(Collected data entries)

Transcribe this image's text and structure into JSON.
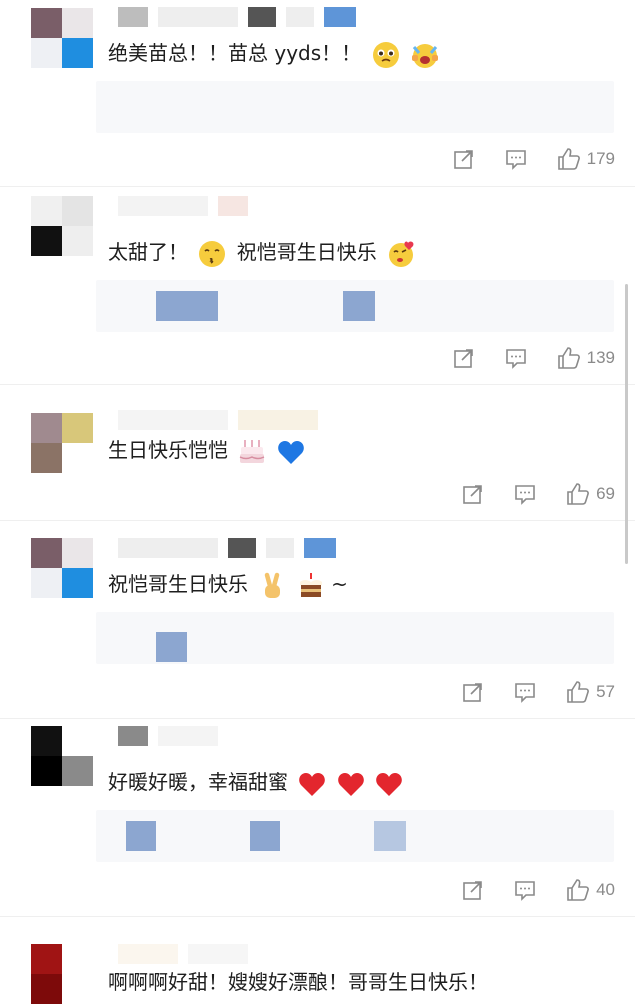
{
  "comments": [
    {
      "avatar": [
        "#7a5e68",
        "#eae6e8",
        "#eef0f4",
        "#1f8ee0"
      ],
      "text": "绝美苗总！！苗总 yyds！！",
      "emojis": [
        "pleading-face-emoji",
        "crying-joy-face-emoji"
      ],
      "likes": "179"
    },
    {
      "avatar": [
        "#f0f0f0",
        "#ededed",
        "#111111",
        "#eeeeee"
      ],
      "text": "太甜了！",
      "text2": "祝恺哥生日快乐",
      "emojis": [
        "kissing-face-emoji",
        "kissing-heart-face-emoji"
      ],
      "likes": "139"
    },
    {
      "avatar": [
        "#a08a8f",
        "#d8c77a",
        "#8b7366",
        "#ffffff"
      ],
      "text": "生日快乐恺恺",
      "emojis": [
        "birthday-cake-emoji",
        "blue-heart-emoji"
      ],
      "likes": "69"
    },
    {
      "avatar": [
        "#7a5e68",
        "#eae6e8",
        "#eef0f4",
        "#1f8ee0"
      ],
      "text": "祝恺哥生日快乐",
      "emojis": [
        "victory-hand-emoji",
        "birthday-cake-emoji"
      ],
      "suffix": "~",
      "likes": "57"
    },
    {
      "avatar": [
        "#111111",
        "#ffffff",
        "#000000",
        "#8a8a8a"
      ],
      "text": "好暖好暖，幸福甜蜜",
      "emojis": [
        "red-heart-emoji",
        "red-heart-emoji",
        "red-heart-emoji"
      ],
      "likes": "40"
    },
    {
      "avatar": [
        "#a01414",
        "#ffffff",
        "#7d0a0a",
        "#ffffff"
      ],
      "text": "啊啊啊好甜！嫂嫂好漂酿！哥哥生日快乐！"
    }
  ],
  "colors": {
    "icon": "#8a8a8a",
    "reply_bg": "#f7f8fa",
    "blur": "#7f9ccb"
  }
}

What to produce: Each entry above is to be written out again unchanged, apart from the pictures, which are left out.

Result below:
Transcribe this image's text and structure into JSON.
{
  "comments": [
    {
      "avatar": [
        "#7a5e68",
        "#eae6e8",
        "#eef0f4",
        "#1f8ee0"
      ],
      "text": "绝美苗总！！苗总 yyds！！",
      "emojis": [
        "pleading-face-emoji",
        "crying-joy-face-emoji"
      ],
      "likes": "179"
    },
    {
      "avatar": [
        "#f0f0f0",
        "#ededed",
        "#111111",
        "#eeeeee"
      ],
      "text": "太甜了！",
      "text2": "祝恺哥生日快乐",
      "emojis": [
        "kissing-face-emoji",
        "kissing-heart-face-emoji"
      ],
      "likes": "139"
    },
    {
      "avatar": [
        "#a08a8f",
        "#d8c77a",
        "#8b7366",
        "#ffffff"
      ],
      "text": "生日快乐恺恺",
      "emojis": [
        "birthday-cake-emoji",
        "blue-heart-emoji"
      ],
      "likes": "69"
    },
    {
      "avatar": [
        "#7a5e68",
        "#eae6e8",
        "#eef0f4",
        "#1f8ee0"
      ],
      "text": "祝恺哥生日快乐",
      "emojis": [
        "victory-hand-emoji",
        "birthday-cake-emoji"
      ],
      "suffix": "~",
      "likes": "57"
    },
    {
      "avatar": [
        "#111111",
        "#ffffff",
        "#000000",
        "#8a8a8a"
      ],
      "text": "好暖好暖，幸福甜蜜",
      "emojis": [
        "red-heart-emoji",
        "red-heart-emoji",
        "red-heart-emoji"
      ],
      "likes": "40"
    },
    {
      "avatar": [
        "#a01414",
        "#ffffff",
        "#7d0a0a",
        "#ffffff"
      ],
      "text": "啊啊啊好甜！嫂嫂好漂酿！哥哥生日快乐！"
    }
  ],
  "colors": {
    "icon": "#8a8a8a",
    "reply_bg": "#f7f8fa",
    "blur": "#7f9ccb"
  }
}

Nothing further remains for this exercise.